REQUIRED TASK:
Write the material out again in full, word for word. Do not include the pictures.
-=-=-
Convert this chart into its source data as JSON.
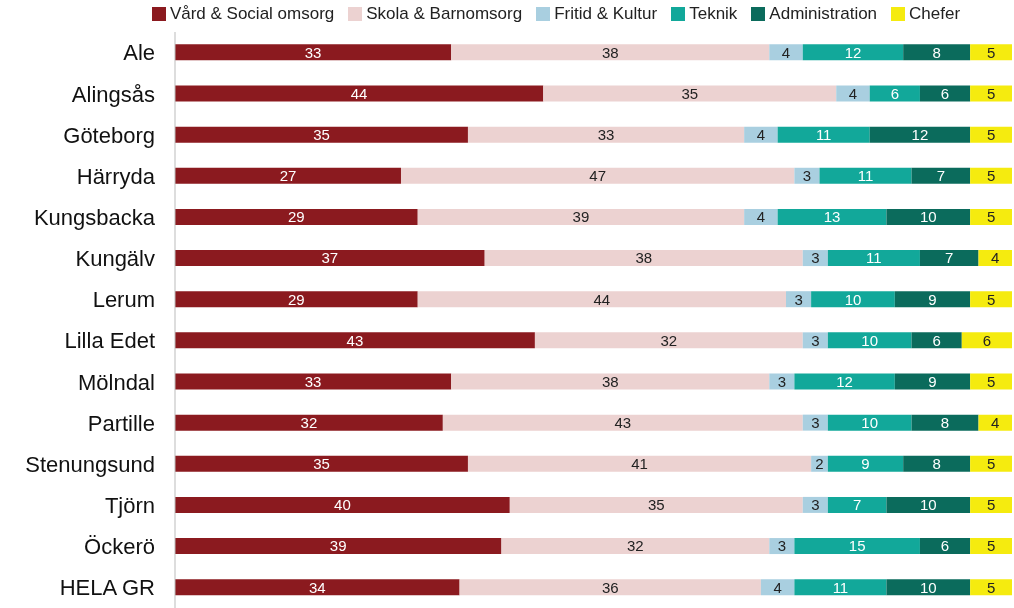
{
  "chart_data": {
    "type": "bar",
    "orientation": "horizontal",
    "stacked": true,
    "data_labels": true,
    "legend": "top",
    "grid": false,
    "tick_labels": "y",
    "xlim": [
      0,
      100
    ],
    "categories": [
      "Ale",
      "Alingsås",
      "Göteborg",
      "Härryda",
      "Kungsbacka",
      "Kungälv",
      "Lerum",
      "Lilla Edet",
      "Mölndal",
      "Partille",
      "Stenungsund",
      "Tjörn",
      "Öckerö",
      "HELA GR"
    ],
    "series": [
      {
        "name": "Vård & Social omsorg",
        "color": "#8b1a1f",
        "values": [
          33,
          44,
          35,
          27,
          29,
          37,
          29,
          43,
          33,
          32,
          35,
          40,
          39,
          34
        ]
      },
      {
        "name": "Skola & Barnomsorg",
        "color": "#ecd2d1",
        "values": [
          38,
          35,
          33,
          47,
          39,
          38,
          44,
          32,
          38,
          43,
          41,
          35,
          32,
          36
        ]
      },
      {
        "name": "Fritid & Kultur",
        "color": "#a9cfe0",
        "values": [
          4,
          4,
          4,
          3,
          4,
          3,
          3,
          3,
          3,
          3,
          2,
          3,
          3,
          4
        ]
      },
      {
        "name": "Teknik",
        "color": "#12a89a",
        "values": [
          12,
          6,
          11,
          11,
          13,
          11,
          10,
          10,
          12,
          10,
          9,
          7,
          15,
          11
        ]
      },
      {
        "name": "Administration",
        "color": "#0b6b5c",
        "values": [
          8,
          6,
          12,
          7,
          10,
          7,
          9,
          6,
          9,
          8,
          8,
          10,
          6,
          10
        ]
      },
      {
        "name": "Chefer",
        "color": "#f5eb0f",
        "values": [
          5,
          5,
          5,
          5,
          5,
          4,
          5,
          6,
          5,
          4,
          5,
          5,
          5,
          5
        ]
      }
    ]
  }
}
-=-=-
FULL RESPONSE:
Convert this chart into its source data as JSON.
{
  "chart_data": {
    "type": "bar",
    "orientation": "horizontal",
    "stacked": true,
    "data_labels": true,
    "legend": "top",
    "grid": false,
    "tick_labels": "y",
    "xlim": [
      0,
      100
    ],
    "categories": [
      "Ale",
      "Alingsås",
      "Göteborg",
      "Härryda",
      "Kungsbacka",
      "Kungälv",
      "Lerum",
      "Lilla Edet",
      "Mölndal",
      "Partille",
      "Stenungsund",
      "Tjörn",
      "Öckerö",
      "HELA GR"
    ],
    "series": [
      {
        "name": "Vård & Social omsorg",
        "color": "#8b1a1f",
        "values": [
          33,
          44,
          35,
          27,
          29,
          37,
          29,
          43,
          33,
          32,
          35,
          40,
          39,
          34
        ]
      },
      {
        "name": "Skola & Barnomsorg",
        "color": "#ecd2d1",
        "values": [
          38,
          35,
          33,
          47,
          39,
          38,
          44,
          32,
          38,
          43,
          41,
          35,
          32,
          36
        ]
      },
      {
        "name": "Fritid & Kultur",
        "color": "#a9cfe0",
        "values": [
          4,
          4,
          4,
          3,
          4,
          3,
          3,
          3,
          3,
          3,
          2,
          3,
          3,
          4
        ]
      },
      {
        "name": "Teknik",
        "color": "#12a89a",
        "values": [
          12,
          6,
          11,
          11,
          13,
          11,
          10,
          10,
          12,
          10,
          9,
          7,
          15,
          11
        ]
      },
      {
        "name": "Administration",
        "color": "#0b6b5c",
        "values": [
          8,
          6,
          12,
          7,
          10,
          7,
          9,
          6,
          9,
          8,
          8,
          10,
          6,
          10
        ]
      },
      {
        "name": "Chefer",
        "color": "#f5eb0f",
        "values": [
          5,
          5,
          5,
          5,
          5,
          4,
          5,
          6,
          5,
          4,
          5,
          5,
          5,
          5
        ]
      }
    ]
  }
}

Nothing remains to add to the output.